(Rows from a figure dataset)
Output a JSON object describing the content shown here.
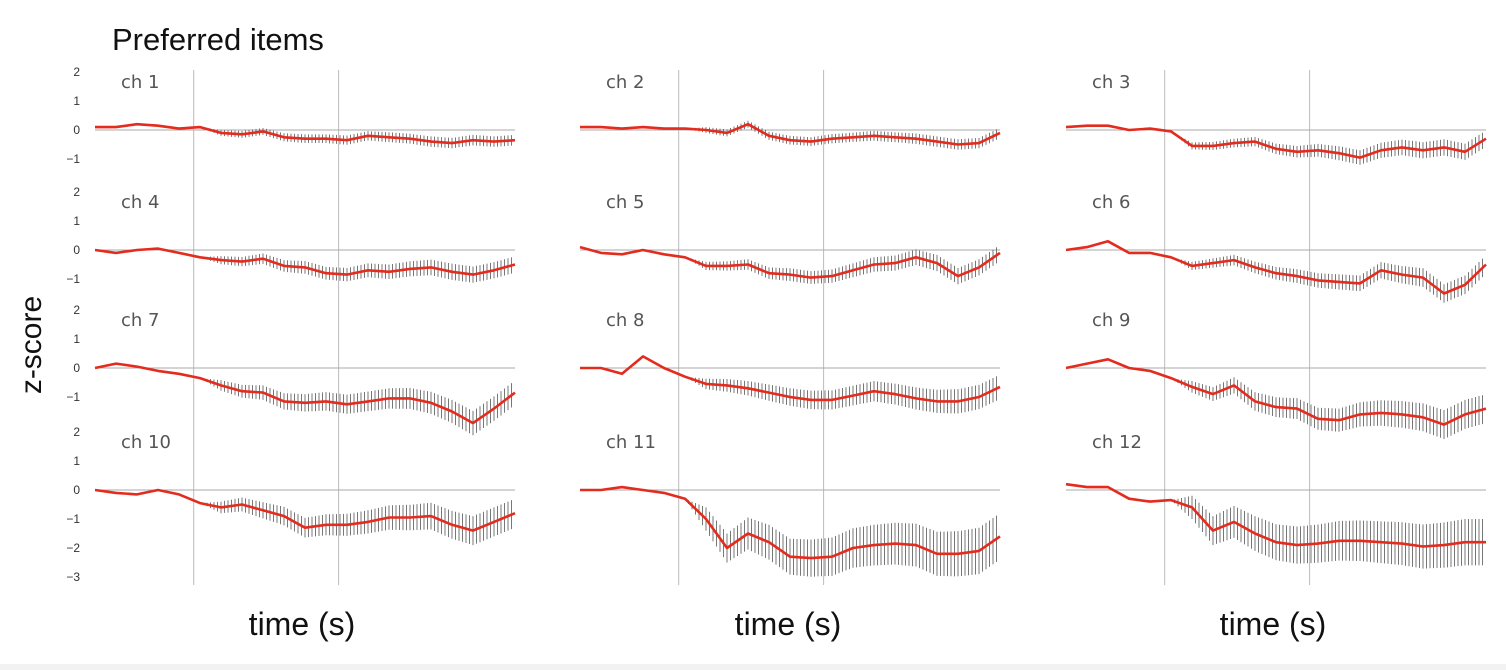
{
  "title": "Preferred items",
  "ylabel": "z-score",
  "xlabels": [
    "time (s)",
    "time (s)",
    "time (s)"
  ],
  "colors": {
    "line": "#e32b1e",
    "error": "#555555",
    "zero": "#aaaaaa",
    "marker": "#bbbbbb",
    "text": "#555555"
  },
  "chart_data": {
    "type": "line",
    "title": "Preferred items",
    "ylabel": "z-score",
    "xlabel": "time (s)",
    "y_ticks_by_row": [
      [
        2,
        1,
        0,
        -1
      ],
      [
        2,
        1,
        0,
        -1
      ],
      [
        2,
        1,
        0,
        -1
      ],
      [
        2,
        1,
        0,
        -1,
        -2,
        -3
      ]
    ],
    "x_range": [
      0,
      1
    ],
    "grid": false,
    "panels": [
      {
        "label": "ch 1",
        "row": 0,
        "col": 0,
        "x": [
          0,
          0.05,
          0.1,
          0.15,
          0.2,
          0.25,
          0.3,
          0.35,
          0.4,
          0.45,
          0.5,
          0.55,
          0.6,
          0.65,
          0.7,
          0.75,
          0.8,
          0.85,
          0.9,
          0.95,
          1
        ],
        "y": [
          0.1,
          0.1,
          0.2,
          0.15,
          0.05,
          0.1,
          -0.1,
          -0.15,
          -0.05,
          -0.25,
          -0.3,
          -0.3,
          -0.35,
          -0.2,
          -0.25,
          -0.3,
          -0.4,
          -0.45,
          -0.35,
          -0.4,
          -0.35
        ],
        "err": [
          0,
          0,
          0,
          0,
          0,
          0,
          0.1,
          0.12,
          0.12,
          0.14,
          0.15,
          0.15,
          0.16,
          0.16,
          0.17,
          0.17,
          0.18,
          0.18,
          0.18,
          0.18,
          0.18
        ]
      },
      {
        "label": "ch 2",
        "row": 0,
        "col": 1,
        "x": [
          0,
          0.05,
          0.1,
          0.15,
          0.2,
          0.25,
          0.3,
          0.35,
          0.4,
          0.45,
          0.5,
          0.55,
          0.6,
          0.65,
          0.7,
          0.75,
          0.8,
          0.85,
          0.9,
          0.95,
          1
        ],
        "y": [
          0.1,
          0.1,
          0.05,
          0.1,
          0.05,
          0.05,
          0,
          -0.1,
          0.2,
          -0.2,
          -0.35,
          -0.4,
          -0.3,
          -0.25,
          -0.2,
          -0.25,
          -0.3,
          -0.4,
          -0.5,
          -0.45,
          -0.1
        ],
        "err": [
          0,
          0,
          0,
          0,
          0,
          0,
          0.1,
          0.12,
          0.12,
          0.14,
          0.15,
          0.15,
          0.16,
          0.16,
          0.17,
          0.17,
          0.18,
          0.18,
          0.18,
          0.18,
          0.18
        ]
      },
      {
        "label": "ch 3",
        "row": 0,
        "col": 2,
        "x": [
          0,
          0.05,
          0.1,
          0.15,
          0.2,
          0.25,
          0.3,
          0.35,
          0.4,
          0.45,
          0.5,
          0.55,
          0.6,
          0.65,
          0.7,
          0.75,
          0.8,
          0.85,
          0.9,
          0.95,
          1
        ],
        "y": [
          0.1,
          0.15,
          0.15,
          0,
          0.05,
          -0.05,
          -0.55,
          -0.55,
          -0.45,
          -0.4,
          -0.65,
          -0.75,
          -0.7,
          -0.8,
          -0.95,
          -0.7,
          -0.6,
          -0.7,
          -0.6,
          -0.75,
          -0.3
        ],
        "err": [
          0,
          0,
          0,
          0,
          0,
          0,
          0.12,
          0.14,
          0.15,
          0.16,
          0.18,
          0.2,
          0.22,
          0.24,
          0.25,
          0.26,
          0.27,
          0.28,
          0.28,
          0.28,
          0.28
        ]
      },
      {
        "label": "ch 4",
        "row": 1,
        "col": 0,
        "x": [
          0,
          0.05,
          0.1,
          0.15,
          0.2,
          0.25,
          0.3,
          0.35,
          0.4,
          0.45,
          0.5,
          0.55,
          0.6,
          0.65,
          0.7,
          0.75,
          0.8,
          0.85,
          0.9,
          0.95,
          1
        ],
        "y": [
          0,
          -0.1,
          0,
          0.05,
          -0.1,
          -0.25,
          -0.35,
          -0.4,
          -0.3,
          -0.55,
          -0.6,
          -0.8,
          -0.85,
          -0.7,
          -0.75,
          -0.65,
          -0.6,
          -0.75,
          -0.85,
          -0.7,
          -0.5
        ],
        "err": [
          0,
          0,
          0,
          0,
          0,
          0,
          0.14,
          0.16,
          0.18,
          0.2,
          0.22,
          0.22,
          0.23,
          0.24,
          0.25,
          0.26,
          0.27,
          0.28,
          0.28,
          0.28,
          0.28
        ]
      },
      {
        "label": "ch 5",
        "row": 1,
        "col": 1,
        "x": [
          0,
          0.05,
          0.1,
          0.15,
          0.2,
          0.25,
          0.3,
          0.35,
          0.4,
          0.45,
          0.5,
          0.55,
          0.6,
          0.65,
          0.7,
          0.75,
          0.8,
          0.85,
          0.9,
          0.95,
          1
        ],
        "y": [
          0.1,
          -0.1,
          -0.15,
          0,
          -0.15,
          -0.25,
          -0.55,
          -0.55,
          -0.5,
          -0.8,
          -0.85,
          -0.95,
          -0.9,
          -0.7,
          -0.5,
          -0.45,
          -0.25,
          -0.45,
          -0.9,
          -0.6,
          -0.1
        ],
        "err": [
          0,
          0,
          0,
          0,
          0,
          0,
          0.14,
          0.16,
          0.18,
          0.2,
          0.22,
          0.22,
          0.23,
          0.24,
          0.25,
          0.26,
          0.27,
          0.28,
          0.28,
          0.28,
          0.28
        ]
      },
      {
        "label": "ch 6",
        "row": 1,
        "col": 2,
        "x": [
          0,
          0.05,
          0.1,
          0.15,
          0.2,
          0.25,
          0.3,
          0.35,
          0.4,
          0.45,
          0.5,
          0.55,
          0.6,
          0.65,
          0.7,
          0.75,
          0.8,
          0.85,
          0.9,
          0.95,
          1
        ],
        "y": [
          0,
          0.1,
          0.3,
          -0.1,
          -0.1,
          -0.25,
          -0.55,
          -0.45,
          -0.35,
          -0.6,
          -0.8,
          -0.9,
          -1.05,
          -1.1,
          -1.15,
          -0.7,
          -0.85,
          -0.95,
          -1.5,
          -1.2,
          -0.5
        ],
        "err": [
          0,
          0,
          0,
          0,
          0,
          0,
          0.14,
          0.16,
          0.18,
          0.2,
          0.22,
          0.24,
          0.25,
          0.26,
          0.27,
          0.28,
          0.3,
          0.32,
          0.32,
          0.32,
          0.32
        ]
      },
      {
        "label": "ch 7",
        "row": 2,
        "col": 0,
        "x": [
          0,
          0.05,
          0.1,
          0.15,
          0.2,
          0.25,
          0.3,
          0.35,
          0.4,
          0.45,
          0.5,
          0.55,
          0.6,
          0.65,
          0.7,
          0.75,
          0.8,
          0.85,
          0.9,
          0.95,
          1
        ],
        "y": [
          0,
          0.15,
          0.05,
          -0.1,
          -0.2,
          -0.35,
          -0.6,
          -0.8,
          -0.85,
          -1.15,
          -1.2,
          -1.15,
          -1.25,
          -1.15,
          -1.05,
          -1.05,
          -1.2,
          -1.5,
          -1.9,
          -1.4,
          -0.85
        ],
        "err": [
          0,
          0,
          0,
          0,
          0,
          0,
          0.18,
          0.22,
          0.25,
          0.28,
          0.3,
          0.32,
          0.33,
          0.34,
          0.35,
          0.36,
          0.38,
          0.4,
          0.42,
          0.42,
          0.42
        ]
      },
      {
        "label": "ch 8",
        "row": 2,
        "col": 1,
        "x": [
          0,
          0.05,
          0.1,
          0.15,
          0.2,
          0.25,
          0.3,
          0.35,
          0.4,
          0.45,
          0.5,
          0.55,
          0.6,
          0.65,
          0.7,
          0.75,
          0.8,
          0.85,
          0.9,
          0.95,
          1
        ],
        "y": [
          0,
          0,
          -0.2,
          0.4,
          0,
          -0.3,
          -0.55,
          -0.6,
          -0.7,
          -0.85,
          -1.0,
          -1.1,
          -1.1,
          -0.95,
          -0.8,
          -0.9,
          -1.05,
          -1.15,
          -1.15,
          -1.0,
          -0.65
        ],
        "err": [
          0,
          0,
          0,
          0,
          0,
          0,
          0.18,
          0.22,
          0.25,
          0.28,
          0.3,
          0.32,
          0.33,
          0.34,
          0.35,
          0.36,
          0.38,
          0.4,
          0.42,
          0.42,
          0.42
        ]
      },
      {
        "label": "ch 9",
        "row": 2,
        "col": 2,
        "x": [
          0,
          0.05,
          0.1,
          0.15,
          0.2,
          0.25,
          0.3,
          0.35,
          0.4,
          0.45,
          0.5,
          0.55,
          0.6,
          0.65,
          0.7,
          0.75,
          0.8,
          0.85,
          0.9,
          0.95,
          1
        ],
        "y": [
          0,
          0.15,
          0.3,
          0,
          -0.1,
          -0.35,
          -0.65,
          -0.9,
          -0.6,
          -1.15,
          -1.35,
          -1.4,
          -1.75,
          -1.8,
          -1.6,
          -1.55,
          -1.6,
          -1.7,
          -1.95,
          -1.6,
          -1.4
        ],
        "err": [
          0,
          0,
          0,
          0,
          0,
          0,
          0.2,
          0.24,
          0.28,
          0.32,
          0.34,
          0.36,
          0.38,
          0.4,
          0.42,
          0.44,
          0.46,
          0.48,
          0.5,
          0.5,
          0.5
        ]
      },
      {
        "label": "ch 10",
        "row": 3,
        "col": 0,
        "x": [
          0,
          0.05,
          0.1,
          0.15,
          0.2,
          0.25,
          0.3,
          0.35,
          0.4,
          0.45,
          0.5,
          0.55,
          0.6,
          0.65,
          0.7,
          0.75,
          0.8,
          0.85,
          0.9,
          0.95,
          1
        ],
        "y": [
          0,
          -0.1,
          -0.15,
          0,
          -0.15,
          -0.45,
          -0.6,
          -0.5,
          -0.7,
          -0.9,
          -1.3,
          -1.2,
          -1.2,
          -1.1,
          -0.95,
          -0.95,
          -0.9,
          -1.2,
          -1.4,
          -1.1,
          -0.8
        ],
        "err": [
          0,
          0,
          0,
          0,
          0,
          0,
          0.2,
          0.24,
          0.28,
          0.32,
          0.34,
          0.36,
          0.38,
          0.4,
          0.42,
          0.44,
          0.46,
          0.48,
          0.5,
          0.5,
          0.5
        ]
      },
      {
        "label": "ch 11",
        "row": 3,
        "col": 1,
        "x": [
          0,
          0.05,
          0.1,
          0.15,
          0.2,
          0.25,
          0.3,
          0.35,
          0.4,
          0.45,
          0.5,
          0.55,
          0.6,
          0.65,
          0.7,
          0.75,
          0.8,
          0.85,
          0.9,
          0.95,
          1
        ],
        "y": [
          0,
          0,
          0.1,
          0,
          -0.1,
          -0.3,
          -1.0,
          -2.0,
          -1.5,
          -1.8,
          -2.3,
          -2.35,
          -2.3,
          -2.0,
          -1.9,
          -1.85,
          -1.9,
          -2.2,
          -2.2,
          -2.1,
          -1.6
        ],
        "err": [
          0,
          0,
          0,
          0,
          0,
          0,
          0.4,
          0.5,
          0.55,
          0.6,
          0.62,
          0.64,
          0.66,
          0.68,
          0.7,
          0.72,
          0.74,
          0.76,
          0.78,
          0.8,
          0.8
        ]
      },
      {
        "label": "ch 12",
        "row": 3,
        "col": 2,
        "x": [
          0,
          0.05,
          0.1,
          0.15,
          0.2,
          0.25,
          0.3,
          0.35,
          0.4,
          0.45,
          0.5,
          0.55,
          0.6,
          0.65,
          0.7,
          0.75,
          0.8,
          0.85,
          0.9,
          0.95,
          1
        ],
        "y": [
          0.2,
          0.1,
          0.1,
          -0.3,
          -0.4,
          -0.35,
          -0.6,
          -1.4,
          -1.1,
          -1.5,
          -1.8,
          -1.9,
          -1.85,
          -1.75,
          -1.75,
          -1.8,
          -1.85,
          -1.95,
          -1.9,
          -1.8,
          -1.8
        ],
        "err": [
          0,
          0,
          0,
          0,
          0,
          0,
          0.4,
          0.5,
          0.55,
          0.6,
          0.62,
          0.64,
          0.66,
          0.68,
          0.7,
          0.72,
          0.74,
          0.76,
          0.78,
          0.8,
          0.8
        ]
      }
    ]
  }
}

INSTRUCTION:
Using the listing above, gather each line that holds the string "items" and copy it.

OUTPUT OF THE TASK:
  "title": "Preferred items",
    "title": "Preferred items",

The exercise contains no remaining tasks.